### Task brief
Search the listing below for the string "Standard" and show each line that contains it.

### Record excerpts
★ ★ ★ ★

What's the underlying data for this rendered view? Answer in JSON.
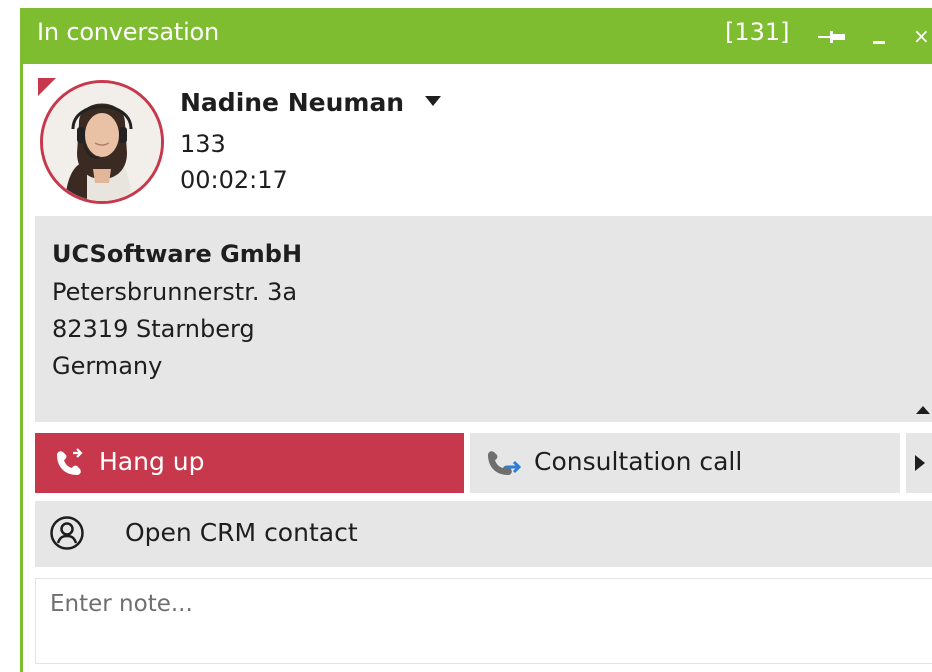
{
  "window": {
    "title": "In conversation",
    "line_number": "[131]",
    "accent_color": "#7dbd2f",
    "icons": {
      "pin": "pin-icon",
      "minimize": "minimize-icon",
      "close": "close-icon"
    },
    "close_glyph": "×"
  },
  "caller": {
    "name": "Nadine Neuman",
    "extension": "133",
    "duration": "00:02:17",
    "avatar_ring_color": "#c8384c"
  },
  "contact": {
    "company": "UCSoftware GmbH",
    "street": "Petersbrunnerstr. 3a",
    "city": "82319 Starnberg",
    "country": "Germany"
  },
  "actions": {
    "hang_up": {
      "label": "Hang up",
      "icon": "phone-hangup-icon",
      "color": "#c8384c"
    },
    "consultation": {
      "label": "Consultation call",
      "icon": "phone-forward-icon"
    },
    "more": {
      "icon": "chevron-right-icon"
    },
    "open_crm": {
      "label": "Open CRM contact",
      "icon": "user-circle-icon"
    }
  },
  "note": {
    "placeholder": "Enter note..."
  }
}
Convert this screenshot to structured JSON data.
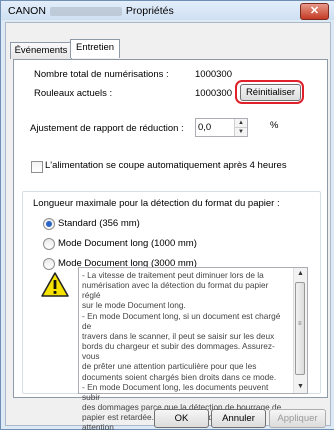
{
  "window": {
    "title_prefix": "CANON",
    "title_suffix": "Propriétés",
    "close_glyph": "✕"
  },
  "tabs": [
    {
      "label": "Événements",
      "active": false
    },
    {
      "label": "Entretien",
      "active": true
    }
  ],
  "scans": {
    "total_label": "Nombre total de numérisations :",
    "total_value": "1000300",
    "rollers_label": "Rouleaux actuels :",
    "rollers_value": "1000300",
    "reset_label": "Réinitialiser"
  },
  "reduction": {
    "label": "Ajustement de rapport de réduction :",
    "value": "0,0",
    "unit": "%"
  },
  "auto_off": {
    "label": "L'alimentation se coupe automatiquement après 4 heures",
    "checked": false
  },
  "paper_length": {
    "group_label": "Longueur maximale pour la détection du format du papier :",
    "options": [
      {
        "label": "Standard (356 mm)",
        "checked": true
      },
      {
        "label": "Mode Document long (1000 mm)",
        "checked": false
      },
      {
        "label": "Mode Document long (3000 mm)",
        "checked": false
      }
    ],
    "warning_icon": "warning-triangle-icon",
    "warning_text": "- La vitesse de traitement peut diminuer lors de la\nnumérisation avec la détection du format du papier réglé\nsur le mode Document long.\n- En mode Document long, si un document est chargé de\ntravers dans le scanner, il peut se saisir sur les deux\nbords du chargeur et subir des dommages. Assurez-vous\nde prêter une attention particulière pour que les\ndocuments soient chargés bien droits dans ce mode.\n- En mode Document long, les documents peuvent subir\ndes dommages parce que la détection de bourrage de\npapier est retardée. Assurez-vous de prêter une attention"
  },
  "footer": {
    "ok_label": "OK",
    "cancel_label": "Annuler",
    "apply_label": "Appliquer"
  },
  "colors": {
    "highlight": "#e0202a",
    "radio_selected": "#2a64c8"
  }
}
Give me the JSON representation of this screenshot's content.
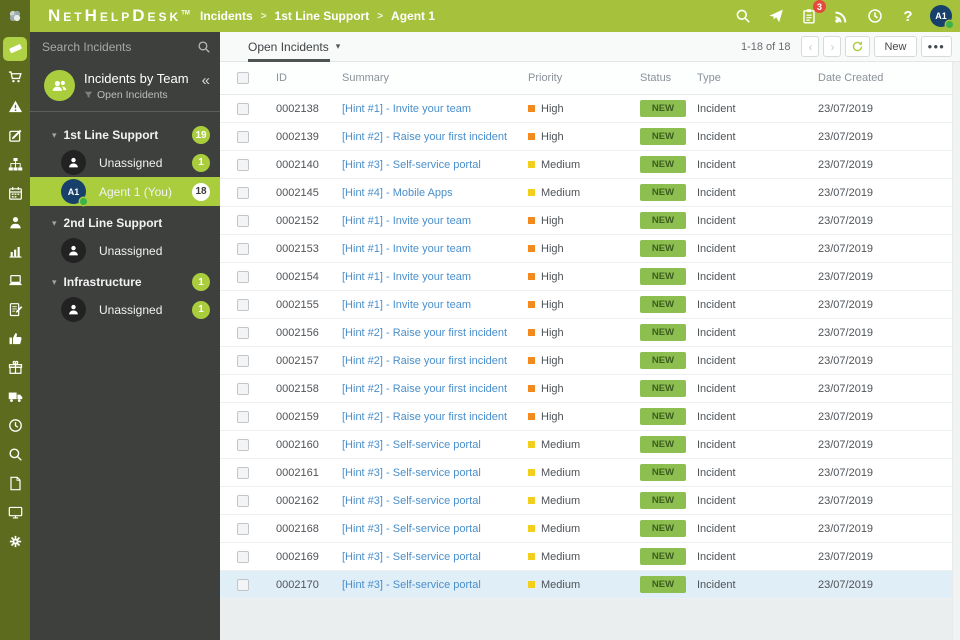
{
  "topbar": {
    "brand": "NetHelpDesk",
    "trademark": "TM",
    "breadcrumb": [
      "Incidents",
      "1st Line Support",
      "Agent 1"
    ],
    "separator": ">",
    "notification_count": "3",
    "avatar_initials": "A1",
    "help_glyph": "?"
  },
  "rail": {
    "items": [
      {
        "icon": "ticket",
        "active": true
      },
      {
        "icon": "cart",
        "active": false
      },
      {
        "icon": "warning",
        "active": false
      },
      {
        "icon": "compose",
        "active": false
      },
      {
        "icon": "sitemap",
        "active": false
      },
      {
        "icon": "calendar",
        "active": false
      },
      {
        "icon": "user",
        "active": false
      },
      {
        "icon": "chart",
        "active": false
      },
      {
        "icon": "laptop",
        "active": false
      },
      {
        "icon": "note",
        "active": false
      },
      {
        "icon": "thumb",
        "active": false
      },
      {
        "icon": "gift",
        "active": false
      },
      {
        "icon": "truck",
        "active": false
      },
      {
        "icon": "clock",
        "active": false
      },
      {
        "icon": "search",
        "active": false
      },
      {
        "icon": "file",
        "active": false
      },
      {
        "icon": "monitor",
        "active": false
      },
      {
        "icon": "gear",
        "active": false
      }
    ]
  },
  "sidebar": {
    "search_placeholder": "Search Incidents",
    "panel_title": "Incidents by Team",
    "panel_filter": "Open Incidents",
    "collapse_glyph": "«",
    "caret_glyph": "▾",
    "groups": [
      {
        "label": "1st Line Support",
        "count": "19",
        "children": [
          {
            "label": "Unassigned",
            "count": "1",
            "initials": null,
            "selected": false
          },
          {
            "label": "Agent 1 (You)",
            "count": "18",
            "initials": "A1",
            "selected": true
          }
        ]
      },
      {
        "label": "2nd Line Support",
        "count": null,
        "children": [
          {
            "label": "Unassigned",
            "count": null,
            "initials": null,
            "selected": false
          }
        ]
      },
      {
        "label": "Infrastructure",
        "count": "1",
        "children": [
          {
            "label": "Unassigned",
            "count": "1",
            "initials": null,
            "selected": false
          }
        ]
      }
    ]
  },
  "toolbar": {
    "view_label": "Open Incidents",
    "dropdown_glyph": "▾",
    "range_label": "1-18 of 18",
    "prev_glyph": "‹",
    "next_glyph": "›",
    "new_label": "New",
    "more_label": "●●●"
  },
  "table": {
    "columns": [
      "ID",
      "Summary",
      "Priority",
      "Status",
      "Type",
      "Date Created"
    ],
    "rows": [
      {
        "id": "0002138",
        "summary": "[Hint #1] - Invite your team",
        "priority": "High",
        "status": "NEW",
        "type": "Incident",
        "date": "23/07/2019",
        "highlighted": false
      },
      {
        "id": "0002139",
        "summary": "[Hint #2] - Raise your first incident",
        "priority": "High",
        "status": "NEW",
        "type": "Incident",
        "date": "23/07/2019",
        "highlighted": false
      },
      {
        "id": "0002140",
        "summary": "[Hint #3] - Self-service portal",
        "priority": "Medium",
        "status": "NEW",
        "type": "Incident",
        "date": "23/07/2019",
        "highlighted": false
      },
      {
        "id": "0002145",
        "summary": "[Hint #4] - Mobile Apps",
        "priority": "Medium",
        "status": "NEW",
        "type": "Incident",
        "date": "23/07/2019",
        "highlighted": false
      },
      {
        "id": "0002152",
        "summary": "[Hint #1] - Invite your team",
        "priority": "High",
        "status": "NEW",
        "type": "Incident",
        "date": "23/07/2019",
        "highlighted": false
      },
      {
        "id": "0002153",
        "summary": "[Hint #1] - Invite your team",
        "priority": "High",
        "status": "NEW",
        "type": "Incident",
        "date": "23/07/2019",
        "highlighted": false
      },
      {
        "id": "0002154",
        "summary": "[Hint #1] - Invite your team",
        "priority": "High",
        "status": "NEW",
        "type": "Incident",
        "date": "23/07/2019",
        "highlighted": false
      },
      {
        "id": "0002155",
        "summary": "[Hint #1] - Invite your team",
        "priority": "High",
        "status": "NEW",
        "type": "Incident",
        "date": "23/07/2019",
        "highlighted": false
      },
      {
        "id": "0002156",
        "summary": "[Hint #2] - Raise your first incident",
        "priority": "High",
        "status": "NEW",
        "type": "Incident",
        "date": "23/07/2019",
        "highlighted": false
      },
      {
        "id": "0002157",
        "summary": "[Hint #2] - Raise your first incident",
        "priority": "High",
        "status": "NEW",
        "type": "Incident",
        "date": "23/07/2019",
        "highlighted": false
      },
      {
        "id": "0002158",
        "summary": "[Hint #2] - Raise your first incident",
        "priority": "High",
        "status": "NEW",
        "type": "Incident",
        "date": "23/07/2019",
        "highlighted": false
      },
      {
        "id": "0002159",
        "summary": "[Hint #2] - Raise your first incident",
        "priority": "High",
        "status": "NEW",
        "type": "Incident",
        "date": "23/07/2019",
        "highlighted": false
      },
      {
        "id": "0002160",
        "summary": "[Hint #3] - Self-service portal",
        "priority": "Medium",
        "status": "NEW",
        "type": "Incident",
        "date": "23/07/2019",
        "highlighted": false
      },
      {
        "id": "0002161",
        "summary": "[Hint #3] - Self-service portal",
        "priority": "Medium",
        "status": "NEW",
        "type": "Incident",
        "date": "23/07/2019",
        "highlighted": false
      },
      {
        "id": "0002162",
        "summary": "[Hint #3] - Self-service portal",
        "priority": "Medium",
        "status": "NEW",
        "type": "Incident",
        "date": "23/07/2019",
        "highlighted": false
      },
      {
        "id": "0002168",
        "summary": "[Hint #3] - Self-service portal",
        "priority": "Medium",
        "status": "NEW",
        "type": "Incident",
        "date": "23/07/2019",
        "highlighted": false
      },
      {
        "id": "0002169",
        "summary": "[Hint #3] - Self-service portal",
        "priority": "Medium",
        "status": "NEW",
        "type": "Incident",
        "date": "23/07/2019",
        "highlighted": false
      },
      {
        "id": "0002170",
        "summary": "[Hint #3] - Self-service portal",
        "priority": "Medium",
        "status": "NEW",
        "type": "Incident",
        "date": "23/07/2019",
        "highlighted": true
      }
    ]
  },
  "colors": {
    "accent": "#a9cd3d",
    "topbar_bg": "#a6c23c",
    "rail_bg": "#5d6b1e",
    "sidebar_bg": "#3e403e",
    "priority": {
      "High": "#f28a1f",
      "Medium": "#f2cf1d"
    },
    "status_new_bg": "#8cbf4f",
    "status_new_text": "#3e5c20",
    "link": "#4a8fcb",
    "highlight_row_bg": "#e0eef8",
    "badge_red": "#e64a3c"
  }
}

★ ★ ★ ★

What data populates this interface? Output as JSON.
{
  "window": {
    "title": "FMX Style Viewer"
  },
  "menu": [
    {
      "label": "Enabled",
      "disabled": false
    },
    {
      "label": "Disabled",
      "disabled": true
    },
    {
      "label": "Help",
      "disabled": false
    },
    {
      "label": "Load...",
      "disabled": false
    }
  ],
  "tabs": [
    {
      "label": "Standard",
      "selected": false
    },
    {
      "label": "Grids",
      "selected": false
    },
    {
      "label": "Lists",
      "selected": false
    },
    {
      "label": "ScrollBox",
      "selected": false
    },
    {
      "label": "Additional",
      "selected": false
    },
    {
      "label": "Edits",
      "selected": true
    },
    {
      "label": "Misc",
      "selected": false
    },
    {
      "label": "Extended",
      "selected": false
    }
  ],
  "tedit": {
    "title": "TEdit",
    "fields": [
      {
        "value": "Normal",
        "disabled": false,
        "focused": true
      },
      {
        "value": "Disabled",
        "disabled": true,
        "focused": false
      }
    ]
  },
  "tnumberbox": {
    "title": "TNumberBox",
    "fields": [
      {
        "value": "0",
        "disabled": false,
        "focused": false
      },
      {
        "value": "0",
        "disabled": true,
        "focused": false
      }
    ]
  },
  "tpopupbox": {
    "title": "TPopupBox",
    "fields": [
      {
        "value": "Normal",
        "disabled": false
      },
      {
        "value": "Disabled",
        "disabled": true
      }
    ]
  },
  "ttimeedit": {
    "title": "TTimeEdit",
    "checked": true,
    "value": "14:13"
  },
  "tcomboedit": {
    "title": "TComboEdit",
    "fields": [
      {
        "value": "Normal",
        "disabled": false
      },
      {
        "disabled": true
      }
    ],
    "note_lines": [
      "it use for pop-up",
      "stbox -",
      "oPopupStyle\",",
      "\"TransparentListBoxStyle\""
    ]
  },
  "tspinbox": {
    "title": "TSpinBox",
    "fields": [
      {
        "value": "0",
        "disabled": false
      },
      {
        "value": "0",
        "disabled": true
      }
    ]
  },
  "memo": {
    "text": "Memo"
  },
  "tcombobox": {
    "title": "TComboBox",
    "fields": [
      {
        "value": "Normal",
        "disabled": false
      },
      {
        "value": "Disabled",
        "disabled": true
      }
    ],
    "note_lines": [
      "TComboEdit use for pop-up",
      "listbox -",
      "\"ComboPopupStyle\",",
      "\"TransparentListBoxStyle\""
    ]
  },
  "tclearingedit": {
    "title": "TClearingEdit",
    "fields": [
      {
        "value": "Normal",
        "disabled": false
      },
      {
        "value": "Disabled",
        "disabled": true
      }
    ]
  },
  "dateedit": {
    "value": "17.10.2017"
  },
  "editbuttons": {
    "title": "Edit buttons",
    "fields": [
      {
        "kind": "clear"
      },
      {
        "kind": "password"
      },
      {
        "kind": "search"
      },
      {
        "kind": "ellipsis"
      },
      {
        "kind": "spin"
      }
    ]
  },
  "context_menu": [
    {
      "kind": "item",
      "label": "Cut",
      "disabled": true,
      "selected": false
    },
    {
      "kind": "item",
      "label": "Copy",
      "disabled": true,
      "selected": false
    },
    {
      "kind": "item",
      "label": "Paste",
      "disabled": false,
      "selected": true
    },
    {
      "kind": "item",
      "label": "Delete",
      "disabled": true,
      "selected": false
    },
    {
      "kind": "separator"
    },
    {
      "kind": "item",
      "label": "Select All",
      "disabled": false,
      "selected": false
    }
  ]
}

★ ★ ★ ★

### Complete answer
        "label": "Standard (356 mm)",
      "label": "Standard",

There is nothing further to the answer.